_The problem_.
Reproduce the listing below word for word, with no pictures.

============

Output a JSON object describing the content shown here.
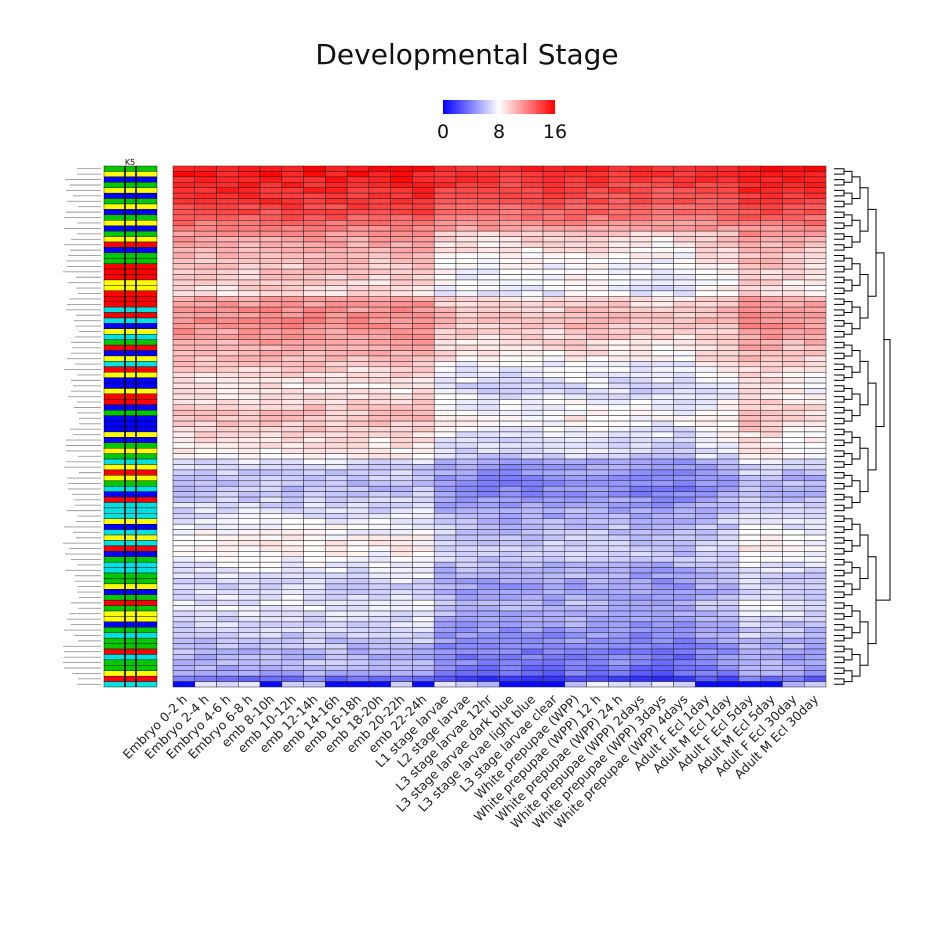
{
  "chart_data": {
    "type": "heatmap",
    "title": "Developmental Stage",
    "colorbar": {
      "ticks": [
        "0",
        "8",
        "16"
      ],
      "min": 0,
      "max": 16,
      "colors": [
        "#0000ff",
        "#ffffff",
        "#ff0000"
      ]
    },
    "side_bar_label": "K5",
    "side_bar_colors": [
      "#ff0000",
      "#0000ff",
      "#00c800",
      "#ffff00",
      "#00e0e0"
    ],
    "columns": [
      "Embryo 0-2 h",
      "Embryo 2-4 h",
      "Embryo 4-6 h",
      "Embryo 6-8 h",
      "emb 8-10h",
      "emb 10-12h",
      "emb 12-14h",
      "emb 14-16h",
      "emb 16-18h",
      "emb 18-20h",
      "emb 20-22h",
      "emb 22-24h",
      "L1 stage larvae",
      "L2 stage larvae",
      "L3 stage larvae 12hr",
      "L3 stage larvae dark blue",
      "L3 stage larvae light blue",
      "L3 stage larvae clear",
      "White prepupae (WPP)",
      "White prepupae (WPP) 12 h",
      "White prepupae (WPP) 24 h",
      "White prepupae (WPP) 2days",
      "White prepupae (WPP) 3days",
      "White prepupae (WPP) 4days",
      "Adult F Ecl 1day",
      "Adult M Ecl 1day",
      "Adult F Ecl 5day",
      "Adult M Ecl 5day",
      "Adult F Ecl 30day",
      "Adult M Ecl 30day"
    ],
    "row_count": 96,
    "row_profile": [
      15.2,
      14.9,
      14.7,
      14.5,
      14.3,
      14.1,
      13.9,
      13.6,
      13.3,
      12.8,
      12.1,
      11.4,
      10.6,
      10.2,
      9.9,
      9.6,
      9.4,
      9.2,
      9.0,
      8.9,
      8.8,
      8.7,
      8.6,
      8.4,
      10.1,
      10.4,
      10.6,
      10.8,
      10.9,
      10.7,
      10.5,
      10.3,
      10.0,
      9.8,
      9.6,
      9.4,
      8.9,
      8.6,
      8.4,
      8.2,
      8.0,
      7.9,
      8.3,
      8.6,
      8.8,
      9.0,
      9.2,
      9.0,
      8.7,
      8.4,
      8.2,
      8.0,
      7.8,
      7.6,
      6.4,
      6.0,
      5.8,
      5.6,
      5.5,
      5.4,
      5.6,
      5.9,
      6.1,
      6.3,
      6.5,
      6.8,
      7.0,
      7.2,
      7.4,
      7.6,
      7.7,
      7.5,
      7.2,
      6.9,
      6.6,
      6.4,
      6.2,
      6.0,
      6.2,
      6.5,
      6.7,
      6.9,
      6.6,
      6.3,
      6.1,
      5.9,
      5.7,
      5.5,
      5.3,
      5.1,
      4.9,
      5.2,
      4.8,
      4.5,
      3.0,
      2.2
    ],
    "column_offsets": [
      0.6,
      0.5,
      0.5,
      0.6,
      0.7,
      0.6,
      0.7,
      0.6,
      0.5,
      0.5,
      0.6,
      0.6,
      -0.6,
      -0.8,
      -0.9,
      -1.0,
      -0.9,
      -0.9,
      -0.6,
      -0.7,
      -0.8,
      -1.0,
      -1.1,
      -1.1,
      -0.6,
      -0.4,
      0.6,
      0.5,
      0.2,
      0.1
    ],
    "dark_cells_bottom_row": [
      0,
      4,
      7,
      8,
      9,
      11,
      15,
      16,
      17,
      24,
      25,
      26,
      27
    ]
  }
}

============

_Output_.
Output a JSON object describing the content shown here.
{
  "chart_data": {
    "type": "heatmap",
    "title": "Developmental Stage",
    "colorbar": {
      "ticks": [
        "0",
        "8",
        "16"
      ],
      "min": 0,
      "max": 16,
      "colors": [
        "#0000ff",
        "#ffffff",
        "#ff0000"
      ]
    },
    "side_bar_label": "K5",
    "side_bar_colors": [
      "#ff0000",
      "#0000ff",
      "#00c800",
      "#ffff00",
      "#00e0e0"
    ],
    "columns": [
      "Embryo 0-2 h",
      "Embryo 2-4 h",
      "Embryo 4-6 h",
      "Embryo 6-8 h",
      "emb 8-10h",
      "emb 10-12h",
      "emb 12-14h",
      "emb 14-16h",
      "emb 16-18h",
      "emb 18-20h",
      "emb 20-22h",
      "emb 22-24h",
      "L1 stage larvae",
      "L2 stage larvae",
      "L3 stage larvae 12hr",
      "L3 stage larvae dark blue",
      "L3 stage larvae light blue",
      "L3 stage larvae clear",
      "White prepupae (WPP)",
      "White prepupae (WPP) 12 h",
      "White prepupae (WPP) 24 h",
      "White prepupae (WPP) 2days",
      "White prepupae (WPP) 3days",
      "White prepupae (WPP) 4days",
      "Adult F Ecl 1day",
      "Adult M Ecl 1day",
      "Adult F Ecl 5day",
      "Adult M Ecl 5day",
      "Adult F Ecl 30day",
      "Adult M Ecl 30day"
    ],
    "row_count": 96,
    "row_profile": [
      15.2,
      14.9,
      14.7,
      14.5,
      14.3,
      14.1,
      13.9,
      13.6,
      13.3,
      12.8,
      12.1,
      11.4,
      10.6,
      10.2,
      9.9,
      9.6,
      9.4,
      9.2,
      9.0,
      8.9,
      8.8,
      8.7,
      8.6,
      8.4,
      10.1,
      10.4,
      10.6,
      10.8,
      10.9,
      10.7,
      10.5,
      10.3,
      10.0,
      9.8,
      9.6,
      9.4,
      8.9,
      8.6,
      8.4,
      8.2,
      8.0,
      7.9,
      8.3,
      8.6,
      8.8,
      9.0,
      9.2,
      9.0,
      8.7,
      8.4,
      8.2,
      8.0,
      7.8,
      7.6,
      6.4,
      6.0,
      5.8,
      5.6,
      5.5,
      5.4,
      5.6,
      5.9,
      6.1,
      6.3,
      6.5,
      6.8,
      7.0,
      7.2,
      7.4,
      7.6,
      7.7,
      7.5,
      7.2,
      6.9,
      6.6,
      6.4,
      6.2,
      6.0,
      6.2,
      6.5,
      6.7,
      6.9,
      6.6,
      6.3,
      6.1,
      5.9,
      5.7,
      5.5,
      5.3,
      5.1,
      4.9,
      5.2,
      4.8,
      4.5,
      3.0,
      2.2
    ],
    "column_offsets": [
      0.6,
      0.5,
      0.5,
      0.6,
      0.7,
      0.6,
      0.7,
      0.6,
      0.5,
      0.5,
      0.6,
      0.6,
      -0.6,
      -0.8,
      -0.9,
      -1.0,
      -0.9,
      -0.9,
      -0.6,
      -0.7,
      -0.8,
      -1.0,
      -1.1,
      -1.1,
      -0.6,
      -0.4,
      0.6,
      0.5,
      0.2,
      0.1
    ],
    "dark_cells_bottom_row": [
      0,
      4,
      7,
      8,
      9,
      11,
      15,
      16,
      17,
      24,
      25,
      26,
      27
    ]
  }
}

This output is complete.